EXERCISE REQUIREMENTS:
Would you transcribe all of the data exactly, down to the last character?

RECORDED INFORMATION:
== == ==

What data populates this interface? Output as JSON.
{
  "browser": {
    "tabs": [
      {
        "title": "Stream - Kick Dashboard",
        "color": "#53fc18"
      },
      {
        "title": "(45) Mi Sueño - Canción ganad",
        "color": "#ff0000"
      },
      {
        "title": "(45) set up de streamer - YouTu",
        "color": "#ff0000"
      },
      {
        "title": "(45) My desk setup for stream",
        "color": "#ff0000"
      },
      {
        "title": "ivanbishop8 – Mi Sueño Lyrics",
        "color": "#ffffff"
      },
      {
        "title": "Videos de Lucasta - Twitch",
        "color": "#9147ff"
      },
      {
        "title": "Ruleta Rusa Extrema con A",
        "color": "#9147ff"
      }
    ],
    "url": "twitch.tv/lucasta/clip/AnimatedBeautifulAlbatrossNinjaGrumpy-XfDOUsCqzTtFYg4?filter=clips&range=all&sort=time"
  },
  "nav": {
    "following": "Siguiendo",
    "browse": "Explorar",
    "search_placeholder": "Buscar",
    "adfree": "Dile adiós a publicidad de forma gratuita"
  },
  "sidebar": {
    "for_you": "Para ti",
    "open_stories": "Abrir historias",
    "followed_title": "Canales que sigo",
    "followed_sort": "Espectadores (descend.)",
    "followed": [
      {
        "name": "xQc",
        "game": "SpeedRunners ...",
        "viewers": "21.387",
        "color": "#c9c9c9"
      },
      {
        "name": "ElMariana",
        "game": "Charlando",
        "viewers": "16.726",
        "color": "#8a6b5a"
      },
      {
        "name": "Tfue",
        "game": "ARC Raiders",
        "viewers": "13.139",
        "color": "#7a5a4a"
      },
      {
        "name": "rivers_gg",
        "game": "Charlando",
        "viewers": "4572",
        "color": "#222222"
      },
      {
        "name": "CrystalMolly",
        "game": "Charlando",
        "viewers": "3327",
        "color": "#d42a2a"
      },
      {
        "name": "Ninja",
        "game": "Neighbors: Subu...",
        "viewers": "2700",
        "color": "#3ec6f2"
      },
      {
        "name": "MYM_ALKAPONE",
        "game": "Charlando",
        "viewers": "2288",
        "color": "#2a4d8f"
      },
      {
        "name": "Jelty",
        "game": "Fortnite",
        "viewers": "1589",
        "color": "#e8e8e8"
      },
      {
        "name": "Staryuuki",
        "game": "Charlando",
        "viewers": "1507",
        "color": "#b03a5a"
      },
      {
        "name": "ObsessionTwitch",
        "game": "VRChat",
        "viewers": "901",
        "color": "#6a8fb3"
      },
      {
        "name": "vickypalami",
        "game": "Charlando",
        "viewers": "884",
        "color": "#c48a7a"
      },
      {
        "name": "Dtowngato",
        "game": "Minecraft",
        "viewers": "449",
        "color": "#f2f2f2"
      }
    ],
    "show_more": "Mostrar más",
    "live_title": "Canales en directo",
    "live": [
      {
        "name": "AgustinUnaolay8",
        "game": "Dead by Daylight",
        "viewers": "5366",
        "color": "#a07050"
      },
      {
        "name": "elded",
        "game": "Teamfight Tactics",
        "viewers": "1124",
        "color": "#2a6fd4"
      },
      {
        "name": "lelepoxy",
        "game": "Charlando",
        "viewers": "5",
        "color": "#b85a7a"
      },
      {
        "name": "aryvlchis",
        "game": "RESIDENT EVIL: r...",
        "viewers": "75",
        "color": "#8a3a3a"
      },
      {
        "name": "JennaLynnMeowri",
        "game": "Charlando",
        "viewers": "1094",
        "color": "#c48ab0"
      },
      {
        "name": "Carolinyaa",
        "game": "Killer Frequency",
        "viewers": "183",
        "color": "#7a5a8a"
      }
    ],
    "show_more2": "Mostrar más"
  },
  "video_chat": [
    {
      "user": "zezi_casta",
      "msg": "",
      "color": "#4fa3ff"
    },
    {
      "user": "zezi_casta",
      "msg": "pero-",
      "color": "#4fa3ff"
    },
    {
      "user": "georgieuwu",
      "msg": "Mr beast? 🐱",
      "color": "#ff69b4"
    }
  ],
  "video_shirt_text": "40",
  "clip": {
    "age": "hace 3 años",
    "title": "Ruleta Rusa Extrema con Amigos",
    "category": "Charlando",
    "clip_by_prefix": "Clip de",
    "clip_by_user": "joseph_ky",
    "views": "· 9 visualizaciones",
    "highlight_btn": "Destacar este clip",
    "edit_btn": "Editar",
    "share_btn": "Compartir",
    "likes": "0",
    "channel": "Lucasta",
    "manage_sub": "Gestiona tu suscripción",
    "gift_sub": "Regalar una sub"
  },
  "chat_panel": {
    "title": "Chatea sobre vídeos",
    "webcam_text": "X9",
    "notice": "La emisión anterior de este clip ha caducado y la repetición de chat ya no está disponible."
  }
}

== == ==

TASK RESULT:
What data populates this interface? Output as JSON.
{
  "browser": {
    "tabs": [
      {
        "title": "Stream - Kick Dashboard",
        "color": "#53fc18"
      },
      {
        "title": "(45) Mi Sueño - Canción ganad",
        "color": "#ff0000"
      },
      {
        "title": "(45) set up de streamer - YouTu",
        "color": "#ff0000"
      },
      {
        "title": "(45) My desk setup for stream",
        "color": "#ff0000"
      },
      {
        "title": "ivanbishop8 – Mi Sueño Lyrics",
        "color": "#ffffff"
      },
      {
        "title": "Videos de Lucasta - Twitch",
        "color": "#9147ff"
      },
      {
        "title": "Ruleta Rusa Extrema con A",
        "color": "#9147ff"
      }
    ],
    "url": "twitch.tv/lucasta/clip/AnimatedBeautifulAlbatrossNinjaGrumpy-XfDOUsCqzTtFYg4?filter=clips&range=all&sort=time"
  },
  "nav": {
    "following": "Siguiendo",
    "browse": "Explorar",
    "search_placeholder": "Buscar",
    "adfree": "Dile adiós a publicidad de forma gratuita"
  },
  "sidebar": {
    "for_you": "Para ti",
    "open_stories": "Abrir historias",
    "followed_title": "Canales que sigo",
    "followed_sort": "Espectadores (descend.)",
    "followed": [
      {
        "name": "xQc",
        "game": "SpeedRunners ...",
        "viewers": "21.387",
        "color": "#c9c9c9"
      },
      {
        "name": "ElMariana",
        "game": "Charlando",
        "viewers": "16.726",
        "color": "#8a6b5a"
      },
      {
        "name": "Tfue",
        "game": "ARC Raiders",
        "viewers": "13.139",
        "color": "#7a5a4a"
      },
      {
        "name": "rivers_gg",
        "game": "Charlando",
        "viewers": "4572",
        "color": "#222222"
      },
      {
        "name": "CrystalMolly",
        "game": "Charlando",
        "viewers": "3327",
        "color": "#d42a2a"
      },
      {
        "name": "Ninja",
        "game": "Neighbors: Subu...",
        "viewers": "2700",
        "color": "#3ec6f2"
      },
      {
        "name": "MYM_ALKAPONE",
        "game": "Charlando",
        "viewers": "2288",
        "color": "#2a4d8f"
      },
      {
        "name": "Jelty",
        "game": "Fortnite",
        "viewers": "1589",
        "color": "#e8e8e8"
      },
      {
        "name": "Staryuuki",
        "game": "Charlando",
        "viewers": "1507",
        "color": "#b03a5a"
      },
      {
        "name": "ObsessionTwitch",
        "game": "VRChat",
        "viewers": "901",
        "color": "#6a8fb3"
      },
      {
        "name": "vickypalami",
        "game": "Charlando",
        "viewers": "884",
        "color": "#c48a7a"
      },
      {
        "name": "Dtowngato",
        "game": "Minecraft",
        "viewers": "449",
        "color": "#f2f2f2"
      }
    ],
    "show_more": "Mostrar más",
    "live_title": "Canales en directo",
    "live": [
      {
        "name": "AgustinUnaolay8",
        "game": "Dead by Daylight",
        "viewers": "5366",
        "color": "#a07050"
      },
      {
        "name": "elded",
        "game": "Teamfight Tactics",
        "viewers": "1124",
        "color": "#2a6fd4"
      },
      {
        "name": "lelepoxy",
        "game": "Charlando",
        "viewers": "5",
        "color": "#b85a7a"
      },
      {
        "name": "aryvlchis",
        "game": "RESIDENT EVIL: r...",
        "viewers": "75",
        "color": "#8a3a3a"
      },
      {
        "name": "JennaLynnMeowri",
        "game": "Charlando",
        "viewers": "1094",
        "color": "#c48ab0"
      },
      {
        "name": "Carolinyaa",
        "game": "Killer Frequency",
        "viewers": "183",
        "color": "#7a5a8a"
      }
    ],
    "show_more2": "Mostrar más"
  },
  "video_chat": [
    {
      "user": "zezi_casta",
      "msg": "",
      "color": "#4fa3ff"
    },
    {
      "user": "zezi_casta",
      "msg": "pero-",
      "color": "#4fa3ff"
    },
    {
      "user": "georgieuwu",
      "msg": "Mr beast? 🐱",
      "color": "#ff69b4"
    }
  ],
  "video_shirt_text": "40",
  "clip": {
    "age": "hace 3 años",
    "title": "Ruleta Rusa Extrema con Amigos",
    "category": "Charlando",
    "clip_by_prefix": "Clip de",
    "clip_by_user": "joseph_ky",
    "views": "· 9 visualizaciones",
    "highlight_btn": "Destacar este clip",
    "edit_btn": "Editar",
    "share_btn": "Compartir",
    "likes": "0",
    "channel": "Lucasta",
    "manage_sub": "Gestiona tu suscripción",
    "gift_sub": "Regalar una sub"
  },
  "chat_panel": {
    "title": "Chatea sobre vídeos",
    "webcam_text": "X9",
    "notice": "La emisión anterior de este clip ha caducado y la repetición de chat ya no está disponible."
  }
}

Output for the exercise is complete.